**Set problem**: Output all lines exactly, with nothing added or dropped.

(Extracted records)
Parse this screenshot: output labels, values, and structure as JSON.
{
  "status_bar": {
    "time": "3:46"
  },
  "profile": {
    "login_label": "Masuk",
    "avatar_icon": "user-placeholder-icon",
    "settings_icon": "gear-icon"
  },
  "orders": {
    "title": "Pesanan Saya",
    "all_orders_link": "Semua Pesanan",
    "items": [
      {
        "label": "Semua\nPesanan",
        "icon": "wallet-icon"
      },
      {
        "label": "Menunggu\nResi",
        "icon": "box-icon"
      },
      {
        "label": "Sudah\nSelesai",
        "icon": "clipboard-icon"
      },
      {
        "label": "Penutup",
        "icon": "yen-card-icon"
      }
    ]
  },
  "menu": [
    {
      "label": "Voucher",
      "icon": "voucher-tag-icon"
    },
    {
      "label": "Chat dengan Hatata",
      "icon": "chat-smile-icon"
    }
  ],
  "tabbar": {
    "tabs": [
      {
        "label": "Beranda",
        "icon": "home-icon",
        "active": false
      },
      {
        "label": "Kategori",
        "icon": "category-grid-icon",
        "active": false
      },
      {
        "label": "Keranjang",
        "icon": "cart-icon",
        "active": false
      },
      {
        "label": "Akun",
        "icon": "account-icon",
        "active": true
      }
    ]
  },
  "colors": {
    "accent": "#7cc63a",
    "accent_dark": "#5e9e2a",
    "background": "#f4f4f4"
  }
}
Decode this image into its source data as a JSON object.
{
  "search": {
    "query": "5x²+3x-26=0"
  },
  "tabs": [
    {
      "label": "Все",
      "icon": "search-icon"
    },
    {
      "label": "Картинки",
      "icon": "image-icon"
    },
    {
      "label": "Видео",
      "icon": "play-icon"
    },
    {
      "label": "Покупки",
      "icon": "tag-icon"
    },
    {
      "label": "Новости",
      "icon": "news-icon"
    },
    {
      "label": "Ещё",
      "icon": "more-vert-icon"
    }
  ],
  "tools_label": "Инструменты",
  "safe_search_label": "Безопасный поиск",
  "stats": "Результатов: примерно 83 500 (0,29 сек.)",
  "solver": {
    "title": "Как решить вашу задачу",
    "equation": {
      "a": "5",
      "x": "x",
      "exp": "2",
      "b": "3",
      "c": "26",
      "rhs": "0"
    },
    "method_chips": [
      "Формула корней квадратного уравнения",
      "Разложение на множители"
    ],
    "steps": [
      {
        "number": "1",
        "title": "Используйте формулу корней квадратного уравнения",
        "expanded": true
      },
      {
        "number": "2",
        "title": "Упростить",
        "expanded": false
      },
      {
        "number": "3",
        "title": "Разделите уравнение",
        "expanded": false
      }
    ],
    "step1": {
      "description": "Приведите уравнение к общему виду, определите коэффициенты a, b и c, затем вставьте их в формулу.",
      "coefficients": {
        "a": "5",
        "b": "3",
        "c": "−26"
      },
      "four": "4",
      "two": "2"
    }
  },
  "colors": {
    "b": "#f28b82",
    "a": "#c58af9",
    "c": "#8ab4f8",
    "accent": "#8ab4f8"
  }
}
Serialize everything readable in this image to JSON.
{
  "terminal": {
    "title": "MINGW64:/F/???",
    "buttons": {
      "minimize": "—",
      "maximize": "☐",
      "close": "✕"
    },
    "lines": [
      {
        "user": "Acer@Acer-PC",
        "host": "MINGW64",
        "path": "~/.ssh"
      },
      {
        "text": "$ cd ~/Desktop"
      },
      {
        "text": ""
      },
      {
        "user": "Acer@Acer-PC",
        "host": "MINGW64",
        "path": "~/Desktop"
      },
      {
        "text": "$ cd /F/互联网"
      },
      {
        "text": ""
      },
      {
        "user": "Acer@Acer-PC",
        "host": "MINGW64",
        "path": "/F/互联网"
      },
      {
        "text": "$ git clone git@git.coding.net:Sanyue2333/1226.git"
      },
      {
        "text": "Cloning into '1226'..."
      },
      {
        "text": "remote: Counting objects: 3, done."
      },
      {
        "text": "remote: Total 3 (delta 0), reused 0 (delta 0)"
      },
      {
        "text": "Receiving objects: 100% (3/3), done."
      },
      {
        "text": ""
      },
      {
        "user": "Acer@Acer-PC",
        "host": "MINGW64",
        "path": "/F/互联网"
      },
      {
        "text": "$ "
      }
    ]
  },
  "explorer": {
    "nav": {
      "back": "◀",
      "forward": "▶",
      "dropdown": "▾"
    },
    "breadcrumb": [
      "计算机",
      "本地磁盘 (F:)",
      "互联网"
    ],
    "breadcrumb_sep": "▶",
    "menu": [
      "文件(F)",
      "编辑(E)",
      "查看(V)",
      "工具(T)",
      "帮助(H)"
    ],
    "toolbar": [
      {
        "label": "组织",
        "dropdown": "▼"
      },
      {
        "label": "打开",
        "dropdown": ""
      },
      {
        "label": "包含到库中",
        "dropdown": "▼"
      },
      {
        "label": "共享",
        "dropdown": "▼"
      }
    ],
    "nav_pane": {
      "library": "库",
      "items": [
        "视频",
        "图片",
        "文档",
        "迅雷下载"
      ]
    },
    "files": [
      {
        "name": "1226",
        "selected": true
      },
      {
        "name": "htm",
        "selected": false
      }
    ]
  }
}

**Written answer**:
Parse this screenshot: output labels, values, and structure as JSON.
{
  "status_bar": {
    "time": "3:46"
  },
  "profile": {
    "login_label": "Masuk",
    "avatar_icon": "user-placeholder-icon",
    "settings_icon": "gear-icon"
  },
  "orders": {
    "title": "Pesanan Saya",
    "all_orders_link": "Semua Pesanan",
    "items": [
      {
        "label": "Semua\nPesanan",
        "icon": "wallet-icon"
      },
      {
        "label": "Menunggu\nResi",
        "icon": "box-icon"
      },
      {
        "label": "Sudah\nSelesai",
        "icon": "clipboard-icon"
      },
      {
        "label": "Penutup",
        "icon": "yen-card-icon"
      }
    ]
  },
  "menu": [
    {
      "label": "Voucher",
      "icon": "voucher-tag-icon"
    },
    {
      "label": "Chat dengan Hatata",
      "icon": "chat-smile-icon"
    }
  ],
  "tabbar": {
    "tabs": [
      {
        "label": "Beranda",
        "icon": "home-icon",
        "active": false
      },
      {
        "label": "Kategori",
        "icon": "category-grid-icon",
        "active": false
      },
      {
        "label": "Keranjang",
        "icon": "cart-icon",
        "active": false
      },
      {
        "label": "Akun",
        "icon": "account-icon",
        "active": true
      }
    ]
  },
  "colors": {
    "accent": "#7cc63a",
    "accent_dark": "#5e9e2a",
    "background": "#f4f4f4"
  }
}
Decode this image into its source data as a JSON object.
{
  "search": {
    "query": "5x²+3x-26=0"
  },
  "tabs": [
    {
      "label": "Все",
      "icon": "search-icon"
    },
    {
      "label": "Картинки",
      "icon": "image-icon"
    },
    {
      "label": "Видео",
      "icon": "play-icon"
    },
    {
      "label": "Покупки",
      "icon": "tag-icon"
    },
    {
      "label": "Новости",
      "icon": "news-icon"
    },
    {
      "label": "Ещё",
      "icon": "more-vert-icon"
    }
  ],
  "tools_label": "Инструменты",
  "safe_search_label": "Безопасный поиск",
  "stats": "Результатов: примерно 83 500 (0,29 сек.)",
  "solver": {
    "title": "Как решить вашу задачу",
    "equation": {
      "a": "5",
      "x": "x",
      "exp": "2",
      "b": "3",
      "c": "26",
      "rhs": "0"
    },
    "method_chips": [
      "Формула корней квадратного уравнения",
      "Разложение на множители"
    ],
    "steps": [
      {
        "number": "1",
        "title": "Используйте формулу корней квадратного уравнения",
        "expanded": true
      },
      {
        "number": "2",
        "title": "Упростить",
        "expanded": false
      },
      {
        "number": "3",
        "title": "Разделите уравнение",
        "expanded": false
      }
    ],
    "step1": {
      "description": "Приведите уравнение к общему виду, определите коэффициенты a, b и c, затем вставьте их в формулу.",
      "coefficients": {
        "a": "5",
        "b": "3",
        "c": "−26"
      },
      "four": "4",
      "two": "2"
    }
  },
  "colors": {
    "b": "#f28b82",
    "a": "#c58af9",
    "c": "#8ab4f8",
    "accent": "#8ab4f8"
  }
}
Serialize everything readable in this image to JSON.
{
  "terminal": {
    "title": "MINGW64:/F/???",
    "buttons": {
      "minimize": "—",
      "maximize": "☐",
      "close": "✕"
    },
    "lines": [
      {
        "user": "Acer@Acer-PC",
        "host": "MINGW64",
        "path": "~/.ssh"
      },
      {
        "text": "$ cd ~/Desktop"
      },
      {
        "text": ""
      },
      {
        "user": "Acer@Acer-PC",
        "host": "MINGW64",
        "path": "~/Desktop"
      },
      {
        "text": "$ cd /F/互联网"
      },
      {
        "text": ""
      },
      {
        "user": "Acer@Acer-PC",
        "host": "MINGW64",
        "path": "/F/互联网"
      },
      {
        "text": "$ git clone git@git.coding.net:Sanyue2333/1226.git"
      },
      {
        "text": "Cloning into '1226'..."
      },
      {
        "text": "remote: Counting objects: 3, done."
      },
      {
        "text": "remote: Total 3 (delta 0), reused 0 (delta 0)"
      },
      {
        "text": "Receiving objects: 100% (3/3), done."
      },
      {
        "text": ""
      },
      {
        "user": "Acer@Acer-PC",
        "host": "MINGW64",
        "path": "/F/互联网"
      },
      {
        "text": "$ "
      }
    ]
  },
  "explorer": {
    "nav": {
      "back": "◀",
      "forward": "▶",
      "dropdown": "▾"
    },
    "breadcrumb": [
      "计算机",
      "本地磁盘 (F:)",
      "互联网"
    ],
    "breadcrumb_sep": "▶",
    "menu": [
      "文件(F)",
      "编辑(E)",
      "查看(V)",
      "工具(T)",
      "帮助(H)"
    ],
    "toolbar": [
      {
        "label": "组织",
        "dropdown": "▼"
      },
      {
        "label": "打开",
        "dropdown": ""
      },
      {
        "label": "包含到库中",
        "dropdown": "▼"
      },
      {
        "label": "共享",
        "dropdown": "▼"
      }
    ],
    "nav_pane": {
      "library": "库",
      "items": [
        "视频",
        "图片",
        "文档",
        "迅雷下载"
      ]
    },
    "files": [
      {
        "name": "1226",
        "selected": true
      },
      {
        "name": "htm",
        "selected": false
      }
    ]
  }
}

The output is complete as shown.